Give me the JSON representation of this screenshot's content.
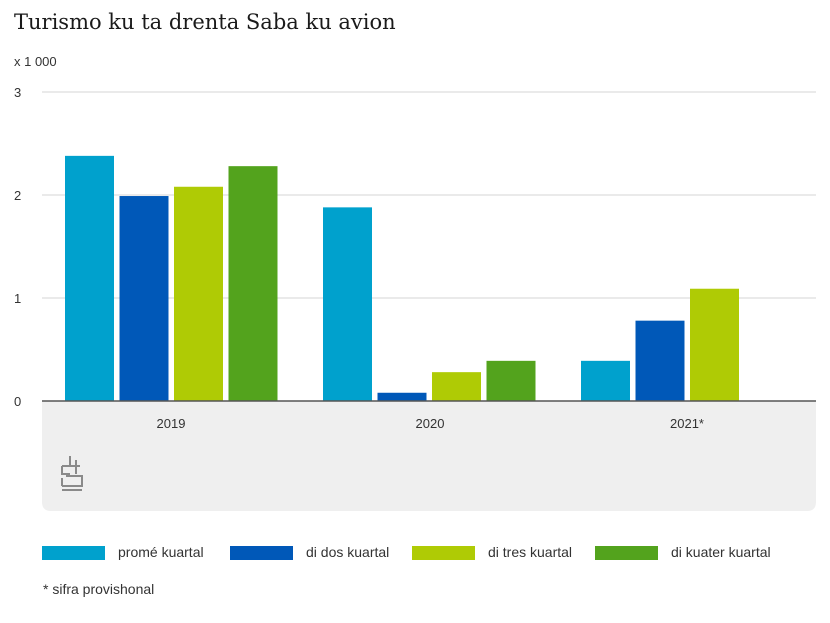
{
  "title": "Turismo ku ta drenta Saba ku avion",
  "unit": "x 1 000",
  "footnote": "* sifra provishonal",
  "chart_data": {
    "type": "bar",
    "title": "Turismo ku ta drenta Saba ku avion",
    "ylabel": "x 1 000",
    "ylim": [
      0,
      3
    ],
    "yticks": [
      "0",
      "1",
      "2",
      "3"
    ],
    "grid": true,
    "legend_position": "bottom",
    "categories": [
      "2019",
      "2020",
      "2021*"
    ],
    "series": [
      {
        "name": "promé kuartal",
        "color": "#00a1cd",
        "values": [
          2.38,
          1.88,
          0.39
        ]
      },
      {
        "name": "di dos kuartal",
        "color": "#0058b8",
        "values": [
          1.99,
          0.08,
          0.78
        ]
      },
      {
        "name": "di tres kuartal",
        "color": "#afcb05",
        "values": [
          2.08,
          0.28,
          1.09
        ]
      },
      {
        "name": "di kuater kuartal",
        "color": "#53a31d",
        "values": [
          2.28,
          0.39,
          null
        ]
      }
    ]
  }
}
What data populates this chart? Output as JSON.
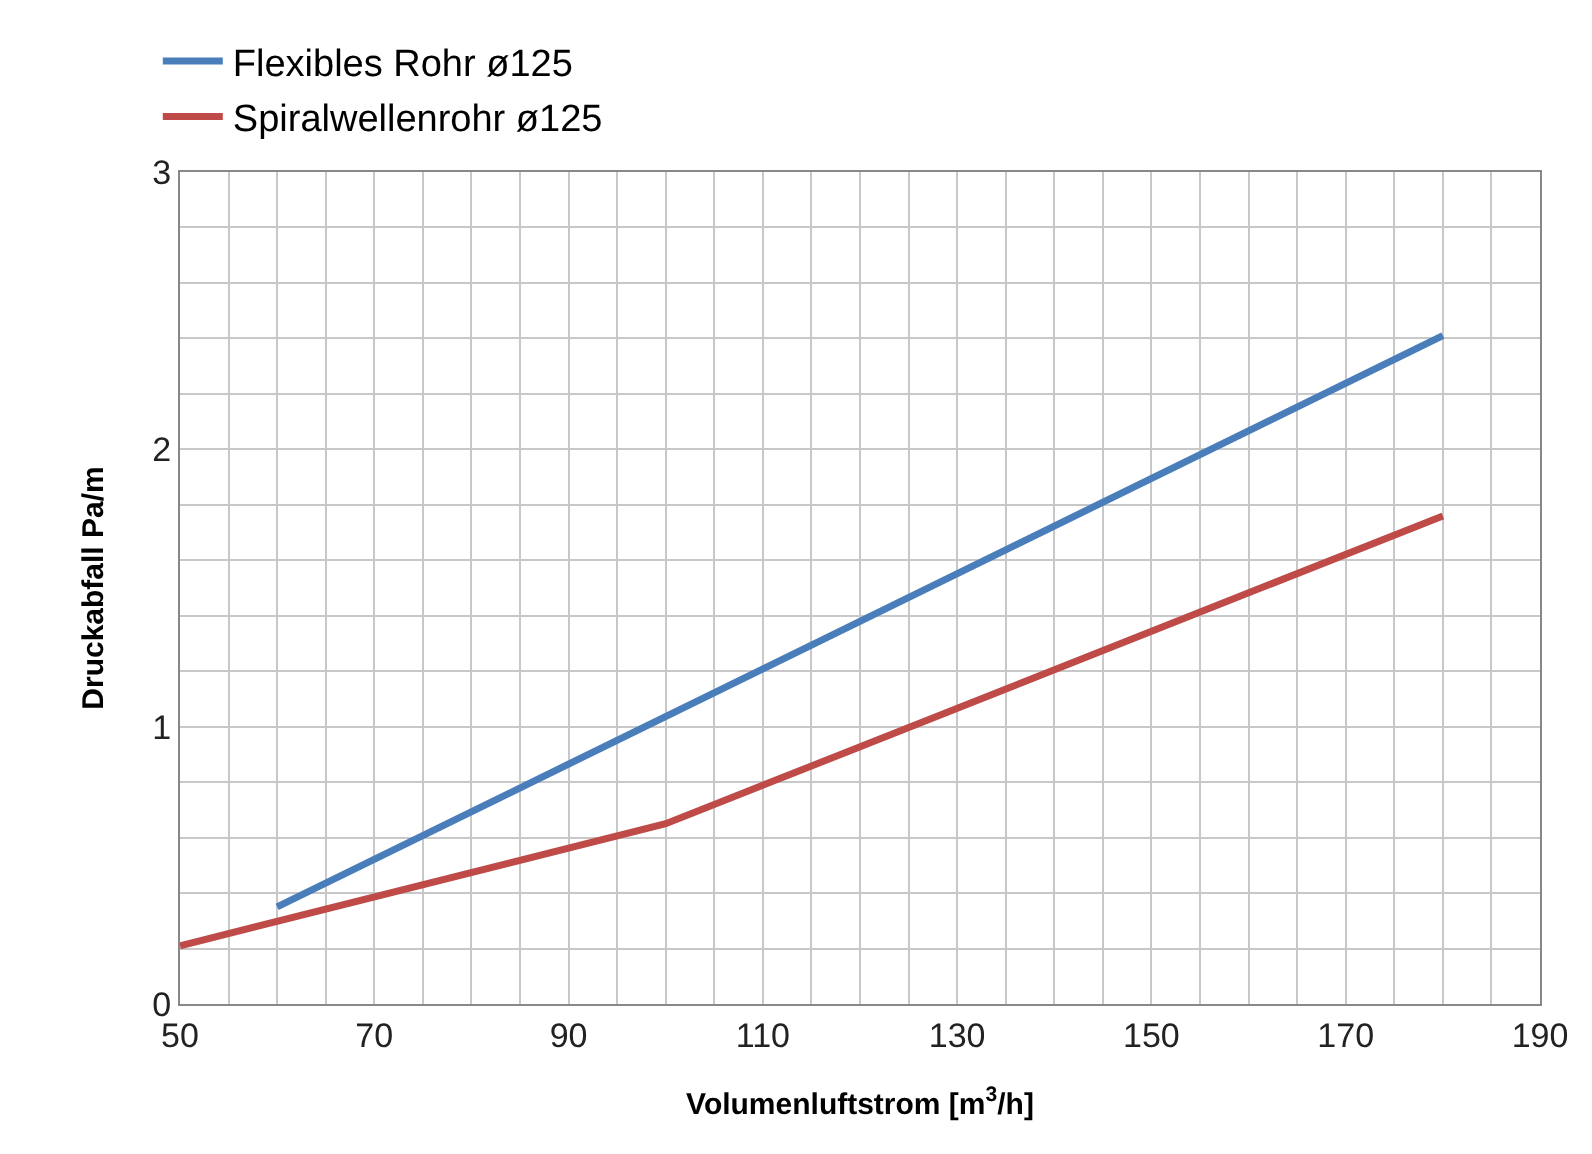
{
  "chart_data": {
    "type": "line",
    "xlabel": "Volumenluftstrom [m$^{3}$/h]",
    "ylabel": "Druckabfall Pa/m",
    "series": [
      {
        "name": "Flexibles Rohr ø125",
        "color": "#4a7ebb",
        "x": [
          60,
          180
        ],
        "values": [
          0.35,
          2.41
        ]
      },
      {
        "name": "Spiralwellenrohr ø125",
        "color": "#be4b48",
        "x": [
          50,
          100,
          180
        ],
        "values": [
          0.21,
          0.65,
          1.76
        ]
      }
    ],
    "xlim": [
      50,
      190
    ],
    "xticks": [
      50,
      {
        "value": 55,
        "label": null
      },
      {
        "value": 60,
        "label": null
      },
      {
        "value": 65,
        "label": null
      },
      70,
      {
        "value": 75,
        "label": null
      },
      {
        "value": 80,
        "label": null
      },
      {
        "value": 85,
        "label": null
      },
      90,
      {
        "value": 95,
        "label": null
      },
      {
        "value": 100,
        "label": null
      },
      {
        "value": 105,
        "label": null
      },
      110,
      {
        "value": 115,
        "label": null
      },
      {
        "value": 120,
        "label": null
      },
      {
        "value": 125,
        "label": null
      },
      130,
      {
        "value": 135,
        "label": null
      },
      {
        "value": 140,
        "label": null
      },
      {
        "value": 145,
        "label": null
      },
      150,
      {
        "value": 155,
        "label": null
      },
      {
        "value": 160,
        "label": null
      },
      {
        "value": 165,
        "label": null
      },
      170,
      {
        "value": 175,
        "label": null
      },
      {
        "value": 180,
        "label": null
      },
      {
        "value": 185,
        "label": null
      },
      190
    ],
    "ylim": [
      0,
      3
    ],
    "yticks": [
      0,
      {
        "value": 0.2,
        "label": null
      },
      {
        "value": 0.4,
        "label": null
      },
      {
        "value": 0.6,
        "label": null
      },
      {
        "value": 0.8,
        "label": null
      },
      1,
      {
        "value": 1.2,
        "label": null
      },
      {
        "value": 1.4,
        "label": null
      },
      {
        "value": 1.6,
        "label": null
      },
      {
        "value": 1.8,
        "label": null
      },
      2,
      {
        "value": 2.2,
        "label": null
      },
      {
        "value": 2.4,
        "label": null
      },
      {
        "value": 2.6,
        "label": null
      },
      {
        "value": 2.8,
        "label": null
      },
      3
    ],
    "grid": true,
    "legend": "top left",
    "marker": "none",
    "line_style": "solid"
  }
}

──────

Transcribe all entries above exactly. Drop the pictures.

Give me the JSON representation of this screenshot's content.
{
  "title": "Turismo ku ta drenta Saba ku avion",
  "unit": "x 1 000",
  "footnote": "* sifra provishonal",
  "chart_data": {
    "type": "bar",
    "title": "Turismo ku ta drenta Saba ku avion",
    "ylabel": "x 1 000",
    "ylim": [
      0,
      3
    ],
    "yticks": [
      "0",
      "1",
      "2",
      "3"
    ],
    "grid": true,
    "legend_position": "bottom",
    "categories": [
      "2019",
      "2020",
      "2021*"
    ],
    "series": [
      {
        "name": "promé kuartal",
        "color": "#00a1cd",
        "values": [
          2.38,
          1.88,
          0.39
        ]
      },
      {
        "name": "di dos kuartal",
        "color": "#0058b8",
        "values": [
          1.99,
          0.08,
          0.78
        ]
      },
      {
        "name": "di tres kuartal",
        "color": "#afcb05",
        "values": [
          2.08,
          0.28,
          1.09
        ]
      },
      {
        "name": "di kuater kuartal",
        "color": "#53a31d",
        "values": [
          2.28,
          0.39,
          null
        ]
      }
    ]
  }
}
What data populates this chart? Output as JSON.
{
  "chart_data": {
    "type": "line",
    "xlabel": "Volumenluftstrom [m$^{3}$/h]",
    "ylabel": "Druckabfall Pa/m",
    "series": [
      {
        "name": "Flexibles Rohr ø125",
        "color": "#4a7ebb",
        "x": [
          60,
          180
        ],
        "values": [
          0.35,
          2.41
        ]
      },
      {
        "name": "Spiralwellenrohr ø125",
        "color": "#be4b48",
        "x": [
          50,
          100,
          180
        ],
        "values": [
          0.21,
          0.65,
          1.76
        ]
      }
    ],
    "xlim": [
      50,
      190
    ],
    "xticks": [
      50,
      {
        "value": 55,
        "label": null
      },
      {
        "value": 60,
        "label": null
      },
      {
        "value": 65,
        "label": null
      },
      70,
      {
        "value": 75,
        "label": null
      },
      {
        "value": 80,
        "label": null
      },
      {
        "value": 85,
        "label": null
      },
      90,
      {
        "value": 95,
        "label": null
      },
      {
        "value": 100,
        "label": null
      },
      {
        "value": 105,
        "label": null
      },
      110,
      {
        "value": 115,
        "label": null
      },
      {
        "value": 120,
        "label": null
      },
      {
        "value": 125,
        "label": null
      },
      130,
      {
        "value": 135,
        "label": null
      },
      {
        "value": 140,
        "label": null
      },
      {
        "value": 145,
        "label": null
      },
      150,
      {
        "value": 155,
        "label": null
      },
      {
        "value": 160,
        "label": null
      },
      {
        "value": 165,
        "label": null
      },
      170,
      {
        "value": 175,
        "label": null
      },
      {
        "value": 180,
        "label": null
      },
      {
        "value": 185,
        "label": null
      },
      190
    ],
    "ylim": [
      0,
      3
    ],
    "yticks": [
      0,
      {
        "value": 0.2,
        "label": null
      },
      {
        "value": 0.4,
        "label": null
      },
      {
        "value": 0.6,
        "label": null
      },
      {
        "value": 0.8,
        "label": null
      },
      1,
      {
        "value": 1.2,
        "label": null
      },
      {
        "value": 1.4,
        "label": null
      },
      {
        "value": 1.6,
        "label": null
      },
      {
        "value": 1.8,
        "label": null
      },
      2,
      {
        "value": 2.2,
        "label": null
      },
      {
        "value": 2.4,
        "label": null
      },
      {
        "value": 2.6,
        "label": null
      },
      {
        "value": 2.8,
        "label": null
      },
      3
    ],
    "grid": true,
    "legend": "top left",
    "marker": "none",
    "line_style": "solid"
  }
}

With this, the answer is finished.